= REQUIREMENTS =
Transcribe the part of the Apertium application text between "Why is it that" and "to GsoC 2012.", inclusive.

= DOCUMENT EXCERPT =
——

Why is it that you are interested in the Apertium project?[edit]
In the beginning I was drawn towards the topic. Programming and linguistics is a great combination. As I stated earlier, I have a special interest in the field of natural language processing, and before entering the university I participated in a few extra-curricular activities regarding linguistics. I found out that the Apertium project has a comprehensive and well maintained documentation that proves to be of great help, and the community is very responsive to whatever problems I may have. These aspects made me consider Apertium to be a great choice for applying to GsoC 2012.
Which of the published tasks are you interested in?[edit]
Adopting an orphaned language pair: french-romanian (fr-ro)

——

= SOURCE MATERIAL =
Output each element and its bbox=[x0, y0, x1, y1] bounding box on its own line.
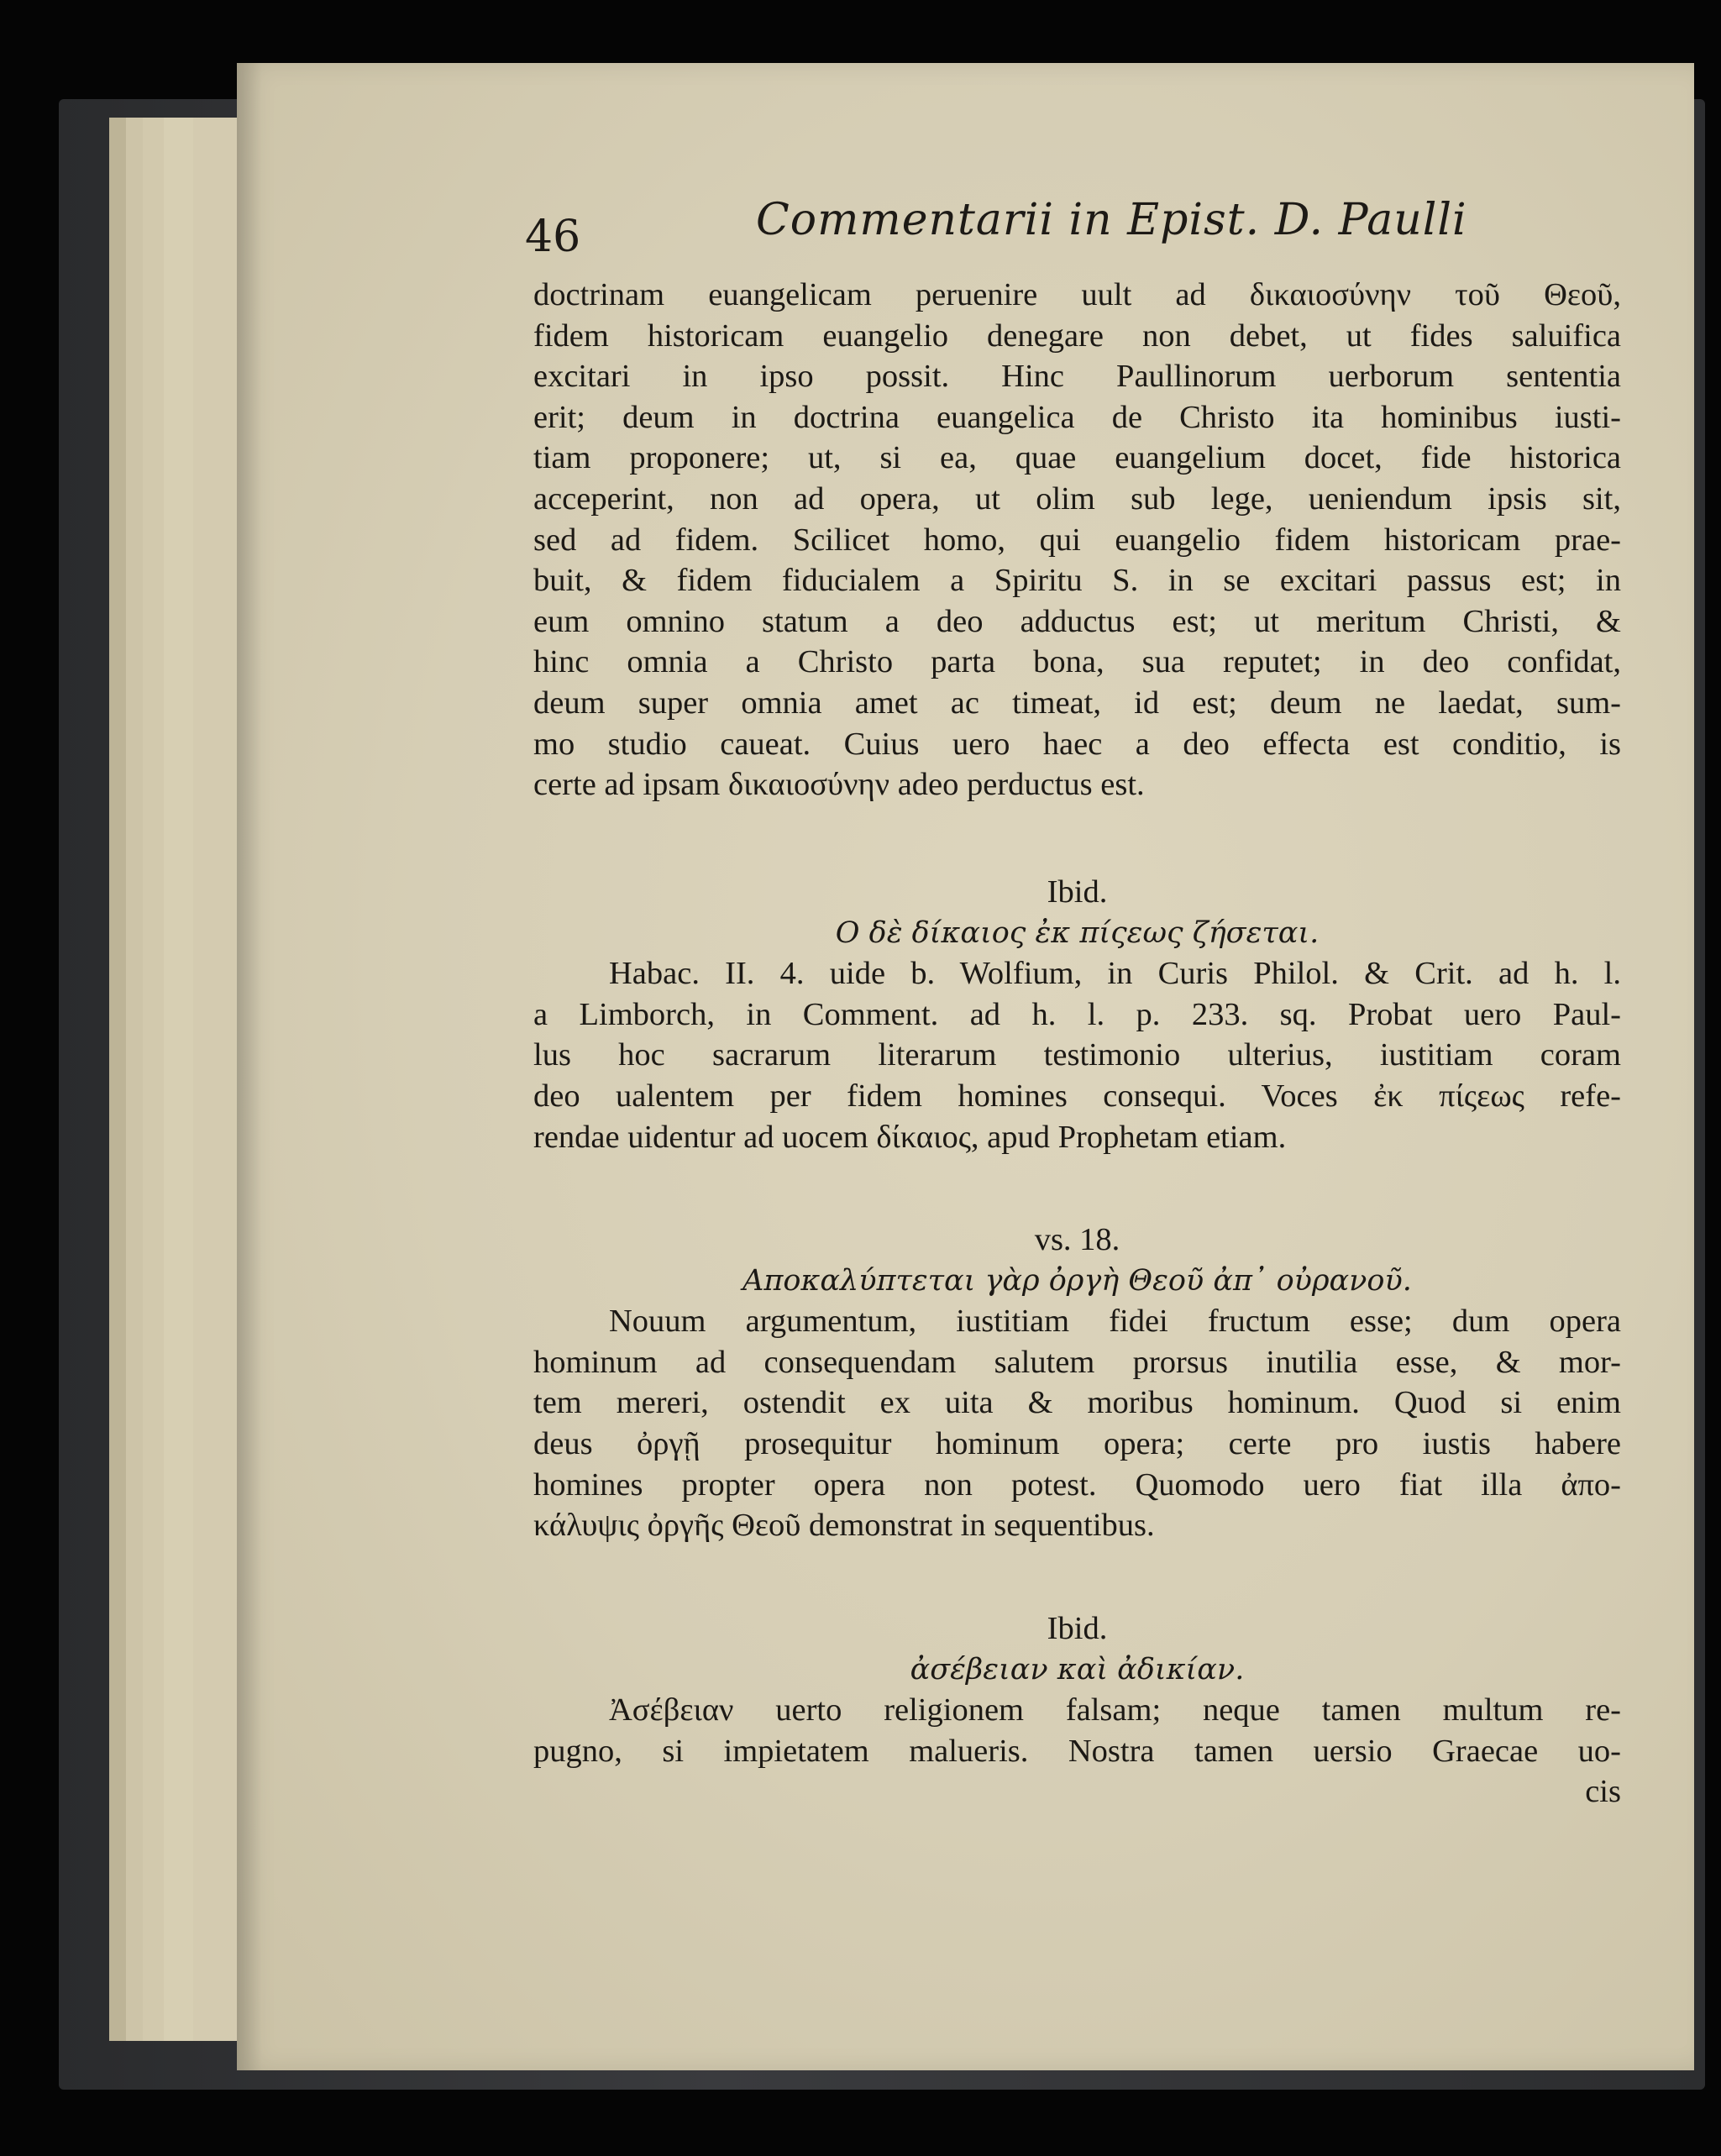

——

= ANSWER TO THIS EXERCISE =
Why is it that you are interested in the Apertium project?[edit]
In the beginning I was drawn towards the topic. Programming and linguistics is a great combination. As I stated earlier, I have a special interest in the field of natural language processing, and before entering the university I participated in a few extra-curricular activities regarding linguistics. I found out that the Apertium project has a comprehensive and well maintained documentation that proves to be of great help, and the community is very responsive to whatever problems I may have. These aspects made me consider Apertium to be a great choice for applying to GsoC 2012.